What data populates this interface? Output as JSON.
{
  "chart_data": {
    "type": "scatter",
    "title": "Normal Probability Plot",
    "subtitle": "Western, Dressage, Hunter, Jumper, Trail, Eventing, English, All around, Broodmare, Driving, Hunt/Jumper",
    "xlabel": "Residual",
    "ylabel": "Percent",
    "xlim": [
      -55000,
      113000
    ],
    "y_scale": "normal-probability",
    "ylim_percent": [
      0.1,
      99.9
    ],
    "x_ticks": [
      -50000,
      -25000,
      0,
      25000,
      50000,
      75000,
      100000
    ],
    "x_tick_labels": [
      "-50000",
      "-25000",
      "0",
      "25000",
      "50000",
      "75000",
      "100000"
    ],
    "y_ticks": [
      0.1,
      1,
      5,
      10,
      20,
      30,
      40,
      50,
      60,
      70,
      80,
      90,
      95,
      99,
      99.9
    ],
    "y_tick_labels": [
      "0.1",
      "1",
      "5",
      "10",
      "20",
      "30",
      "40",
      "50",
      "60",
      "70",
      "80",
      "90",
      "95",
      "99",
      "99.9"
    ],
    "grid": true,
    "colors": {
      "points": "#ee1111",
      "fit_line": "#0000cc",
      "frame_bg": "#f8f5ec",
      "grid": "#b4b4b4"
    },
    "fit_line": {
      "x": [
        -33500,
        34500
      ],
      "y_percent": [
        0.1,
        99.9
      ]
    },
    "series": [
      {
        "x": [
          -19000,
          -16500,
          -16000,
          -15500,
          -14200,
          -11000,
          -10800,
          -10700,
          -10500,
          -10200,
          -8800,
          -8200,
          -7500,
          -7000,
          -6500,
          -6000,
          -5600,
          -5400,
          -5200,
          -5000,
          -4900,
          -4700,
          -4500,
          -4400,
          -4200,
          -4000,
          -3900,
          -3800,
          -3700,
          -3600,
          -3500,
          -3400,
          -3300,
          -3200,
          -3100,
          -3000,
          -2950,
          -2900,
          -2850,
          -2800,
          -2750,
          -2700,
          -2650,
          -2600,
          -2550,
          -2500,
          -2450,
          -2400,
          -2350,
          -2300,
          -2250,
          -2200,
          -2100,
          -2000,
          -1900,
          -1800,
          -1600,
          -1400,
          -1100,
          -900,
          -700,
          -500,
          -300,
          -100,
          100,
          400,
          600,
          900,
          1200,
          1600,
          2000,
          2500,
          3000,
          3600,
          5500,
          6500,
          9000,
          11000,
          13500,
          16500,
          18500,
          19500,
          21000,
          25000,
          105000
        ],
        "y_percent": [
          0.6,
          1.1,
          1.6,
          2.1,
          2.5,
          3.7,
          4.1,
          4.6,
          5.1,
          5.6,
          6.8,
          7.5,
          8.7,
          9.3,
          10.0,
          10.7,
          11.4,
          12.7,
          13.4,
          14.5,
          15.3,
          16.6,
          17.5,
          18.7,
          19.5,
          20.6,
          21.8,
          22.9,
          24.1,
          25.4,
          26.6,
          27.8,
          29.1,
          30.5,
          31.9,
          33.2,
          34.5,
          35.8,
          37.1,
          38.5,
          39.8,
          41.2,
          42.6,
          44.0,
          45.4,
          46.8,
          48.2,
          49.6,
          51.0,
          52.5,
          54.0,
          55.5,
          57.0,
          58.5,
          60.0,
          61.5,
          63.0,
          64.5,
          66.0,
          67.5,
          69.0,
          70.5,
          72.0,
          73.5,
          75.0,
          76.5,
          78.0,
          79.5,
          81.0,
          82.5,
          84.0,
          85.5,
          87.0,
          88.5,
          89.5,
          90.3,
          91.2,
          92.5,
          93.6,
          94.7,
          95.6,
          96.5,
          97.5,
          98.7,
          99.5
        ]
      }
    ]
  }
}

──────────────────────────────

● **Written problem**
Please quote the records above exactly, without skipping a line.

● **Response to the task**
What data populates this interface? Output as JSON.
{
  "chart_data": {
    "type": "scatter",
    "title": "Normal Probability Plot",
    "subtitle": "Western, Dressage, Hunter, Jumper, Trail, Eventing, English, All around, Broodmare, Driving, Hunt/Jumper",
    "xlabel": "Residual",
    "ylabel": "Percent",
    "xlim": [
      -55000,
      113000
    ],
    "y_scale": "normal-probability",
    "ylim_percent": [
      0.1,
      99.9
    ],
    "x_ticks": [
      -50000,
      -25000,
      0,
      25000,
      50000,
      75000,
      100000
    ],
    "x_tick_labels": [
      "-50000",
      "-25000",
      "0",
      "25000",
      "50000",
      "75000",
      "100000"
    ],
    "y_ticks": [
      0.1,
      1,
      5,
      10,
      20,
      30,
      40,
      50,
      60,
      70,
      80,
      90,
      95,
      99,
      99.9
    ],
    "y_tick_labels": [
      "0.1",
      "1",
      "5",
      "10",
      "20",
      "30",
      "40",
      "50",
      "60",
      "70",
      "80",
      "90",
      "95",
      "99",
      "99.9"
    ],
    "grid": true,
    "colors": {
      "points": "#ee1111",
      "fit_line": "#0000cc",
      "frame_bg": "#f8f5ec",
      "grid": "#b4b4b4"
    },
    "fit_line": {
      "x": [
        -33500,
        34500
      ],
      "y_percent": [
        0.1,
        99.9
      ]
    },
    "series": [
      {
        "x": [
          -19000,
          -16500,
          -16000,
          -15500,
          -14200,
          -11000,
          -10800,
          -10700,
          -10500,
          -10200,
          -8800,
          -8200,
          -7500,
          -7000,
          -6500,
          -6000,
          -5600,
          -5400,
          -5200,
          -5000,
          -4900,
          -4700,
          -4500,
          -4400,
          -4200,
          -4000,
          -3900,
          -3800,
          -3700,
          -3600,
          -3500,
          -3400,
          -3300,
          -3200,
          -3100,
          -3000,
          -2950,
          -2900,
          -2850,
          -2800,
          -2750,
          -2700,
          -2650,
          -2600,
          -2550,
          -2500,
          -2450,
          -2400,
          -2350,
          -2300,
          -2250,
          -2200,
          -2100,
          -2000,
          -1900,
          -1800,
          -1600,
          -1400,
          -1100,
          -900,
          -700,
          -500,
          -300,
          -100,
          100,
          400,
          600,
          900,
          1200,
          1600,
          2000,
          2500,
          3000,
          3600,
          5500,
          6500,
          9000,
          11000,
          13500,
          16500,
          18500,
          19500,
          21000,
          25000,
          105000
        ],
        "y_percent": [
          0.6,
          1.1,
          1.6,
          2.1,
          2.5,
          3.7,
          4.1,
          4.6,
          5.1,
          5.6,
          6.8,
          7.5,
          8.7,
          9.3,
          10.0,
          10.7,
          11.4,
          12.7,
          13.4,
          14.5,
          15.3,
          16.6,
          17.5,
          18.7,
          19.5,
          20.6,
          21.8,
          22.9,
          24.1,
          25.4,
          26.6,
          27.8,
          29.1,
          30.5,
          31.9,
          33.2,
          34.5,
          35.8,
          37.1,
          38.5,
          39.8,
          41.2,
          42.6,
          44.0,
          45.4,
          46.8,
          48.2,
          49.6,
          51.0,
          52.5,
          54.0,
          55.5,
          57.0,
          58.5,
          60.0,
          61.5,
          63.0,
          64.5,
          66.0,
          67.5,
          69.0,
          70.5,
          72.0,
          73.5,
          75.0,
          76.5,
          78.0,
          79.5,
          81.0,
          82.5,
          84.0,
          85.5,
          87.0,
          88.5,
          89.5,
          90.3,
          91.2,
          92.5,
          93.6,
          94.7,
          95.6,
          96.5,
          97.5,
          98.7,
          99.5
        ]
      }
    ]
  }
}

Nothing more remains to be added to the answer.